**WHAT IS BEING ASKED**
Gather, from the data below, each line in which the word "malo" occurs.

****

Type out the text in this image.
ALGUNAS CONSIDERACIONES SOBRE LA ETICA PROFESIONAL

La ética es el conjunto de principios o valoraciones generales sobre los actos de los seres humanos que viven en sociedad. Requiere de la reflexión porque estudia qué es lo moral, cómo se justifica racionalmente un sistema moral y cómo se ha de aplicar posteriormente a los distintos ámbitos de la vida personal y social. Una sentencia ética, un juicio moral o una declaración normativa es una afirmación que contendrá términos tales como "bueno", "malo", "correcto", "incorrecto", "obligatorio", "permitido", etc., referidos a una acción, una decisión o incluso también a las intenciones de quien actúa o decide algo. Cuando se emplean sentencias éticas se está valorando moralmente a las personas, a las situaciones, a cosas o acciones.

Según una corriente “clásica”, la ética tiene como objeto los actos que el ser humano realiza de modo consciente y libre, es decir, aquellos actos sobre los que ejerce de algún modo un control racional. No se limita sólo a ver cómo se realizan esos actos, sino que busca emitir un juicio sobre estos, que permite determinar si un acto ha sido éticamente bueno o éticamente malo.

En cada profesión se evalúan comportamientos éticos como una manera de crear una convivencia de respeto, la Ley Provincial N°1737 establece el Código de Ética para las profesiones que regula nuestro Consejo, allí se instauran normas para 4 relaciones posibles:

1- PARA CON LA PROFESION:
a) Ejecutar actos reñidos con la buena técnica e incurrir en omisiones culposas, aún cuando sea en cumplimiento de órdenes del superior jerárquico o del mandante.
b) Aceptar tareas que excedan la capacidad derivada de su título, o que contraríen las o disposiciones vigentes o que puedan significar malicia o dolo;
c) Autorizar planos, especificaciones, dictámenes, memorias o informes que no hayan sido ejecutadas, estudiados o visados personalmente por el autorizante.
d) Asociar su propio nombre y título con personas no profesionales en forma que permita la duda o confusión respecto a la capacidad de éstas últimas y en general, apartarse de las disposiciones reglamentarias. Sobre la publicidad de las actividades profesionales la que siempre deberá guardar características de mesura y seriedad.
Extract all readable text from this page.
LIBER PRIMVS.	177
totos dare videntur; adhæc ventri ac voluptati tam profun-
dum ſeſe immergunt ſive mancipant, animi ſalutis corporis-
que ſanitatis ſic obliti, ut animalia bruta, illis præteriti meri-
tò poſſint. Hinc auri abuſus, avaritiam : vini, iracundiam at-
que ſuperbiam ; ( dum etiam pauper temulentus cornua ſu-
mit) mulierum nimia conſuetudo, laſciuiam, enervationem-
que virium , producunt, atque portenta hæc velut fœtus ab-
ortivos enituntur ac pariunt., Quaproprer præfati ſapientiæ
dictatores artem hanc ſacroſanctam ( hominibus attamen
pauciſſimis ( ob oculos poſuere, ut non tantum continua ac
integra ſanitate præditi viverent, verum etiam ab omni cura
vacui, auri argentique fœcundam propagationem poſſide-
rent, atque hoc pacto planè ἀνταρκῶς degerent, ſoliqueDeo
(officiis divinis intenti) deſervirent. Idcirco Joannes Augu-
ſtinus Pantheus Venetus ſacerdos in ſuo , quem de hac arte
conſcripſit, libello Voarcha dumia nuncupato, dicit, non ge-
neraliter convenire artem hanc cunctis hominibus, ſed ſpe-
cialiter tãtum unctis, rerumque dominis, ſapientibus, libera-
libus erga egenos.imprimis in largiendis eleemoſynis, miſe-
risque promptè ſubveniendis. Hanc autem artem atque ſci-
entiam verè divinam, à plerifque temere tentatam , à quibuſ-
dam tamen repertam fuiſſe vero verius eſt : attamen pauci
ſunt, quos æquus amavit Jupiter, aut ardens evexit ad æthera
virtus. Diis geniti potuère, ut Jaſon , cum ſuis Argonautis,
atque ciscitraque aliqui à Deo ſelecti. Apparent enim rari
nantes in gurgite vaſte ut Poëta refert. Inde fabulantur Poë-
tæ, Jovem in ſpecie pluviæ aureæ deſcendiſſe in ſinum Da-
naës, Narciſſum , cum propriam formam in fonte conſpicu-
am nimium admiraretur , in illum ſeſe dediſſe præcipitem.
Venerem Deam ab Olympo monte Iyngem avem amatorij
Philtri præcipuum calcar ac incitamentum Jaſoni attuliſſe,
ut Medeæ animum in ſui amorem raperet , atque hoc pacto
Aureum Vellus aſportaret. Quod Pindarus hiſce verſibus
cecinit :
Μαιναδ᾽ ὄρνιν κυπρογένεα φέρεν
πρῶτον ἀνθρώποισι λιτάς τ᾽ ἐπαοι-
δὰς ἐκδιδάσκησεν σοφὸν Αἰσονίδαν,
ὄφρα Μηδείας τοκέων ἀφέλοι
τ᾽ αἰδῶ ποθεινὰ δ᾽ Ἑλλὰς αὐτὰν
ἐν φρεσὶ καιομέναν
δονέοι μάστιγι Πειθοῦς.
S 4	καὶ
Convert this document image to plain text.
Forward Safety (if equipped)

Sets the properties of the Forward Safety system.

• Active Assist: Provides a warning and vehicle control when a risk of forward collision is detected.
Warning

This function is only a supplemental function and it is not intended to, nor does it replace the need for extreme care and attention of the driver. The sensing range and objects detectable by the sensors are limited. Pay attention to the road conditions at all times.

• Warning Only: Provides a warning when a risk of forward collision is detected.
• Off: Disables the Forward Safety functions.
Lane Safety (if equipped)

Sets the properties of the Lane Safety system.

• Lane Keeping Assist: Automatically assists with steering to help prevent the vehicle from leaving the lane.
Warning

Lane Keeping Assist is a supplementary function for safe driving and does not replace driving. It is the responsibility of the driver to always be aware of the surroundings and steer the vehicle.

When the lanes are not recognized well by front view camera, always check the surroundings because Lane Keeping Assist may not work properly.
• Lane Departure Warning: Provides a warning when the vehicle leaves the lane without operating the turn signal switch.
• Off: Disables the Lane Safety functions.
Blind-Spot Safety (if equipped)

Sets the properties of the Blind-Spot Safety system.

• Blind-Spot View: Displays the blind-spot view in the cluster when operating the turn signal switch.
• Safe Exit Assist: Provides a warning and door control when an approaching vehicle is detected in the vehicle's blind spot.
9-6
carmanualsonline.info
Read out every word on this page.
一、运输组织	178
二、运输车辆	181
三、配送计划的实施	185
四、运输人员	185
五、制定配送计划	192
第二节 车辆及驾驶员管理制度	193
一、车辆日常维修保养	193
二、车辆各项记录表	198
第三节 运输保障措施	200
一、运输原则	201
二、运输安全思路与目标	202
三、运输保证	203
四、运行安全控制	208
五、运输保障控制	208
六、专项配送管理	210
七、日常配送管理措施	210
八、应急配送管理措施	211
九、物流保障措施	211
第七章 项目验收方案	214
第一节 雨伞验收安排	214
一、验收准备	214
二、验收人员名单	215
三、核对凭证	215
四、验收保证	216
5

****

**SOLUTION TO THIS PROBLEM**
La ética es el conjunto de principios o valoraciones generales sobre los actos de los seres humanos que viven en sociedad. Requiere de la reflexión porque estudia qué es lo moral, cómo se justifica racionalmente un sistema moral y cómo se ha de aplicar posteriormente a los distintos ámbitos de la vida personal y social. Una sentencia ética, un juicio moral o una declaración normativa es una afirmación que contendrá términos tales como "bueno", "malo", "correcto", "incorrecto", "obligatorio", "permitido", etc., referidos a una acción, una decisión o incluso también a las intenciones de quien actúa o decide algo. Cuando se emplean sentencias éticas se está valorando moralmente a las personas, a las situaciones, a cosas o acciones.
Según una corriente “clásica”, la ética tiene como objeto los actos que el ser humano realiza de modo consciente y libre, es decir, aquellos actos sobre los que ejerce de algún modo un control racional. No se limita sólo a ver cómo se realizan esos actos, sino que busca emitir un juicio sobre estos, que permite determinar si un acto ha sido éticamente bueno o éticamente malo.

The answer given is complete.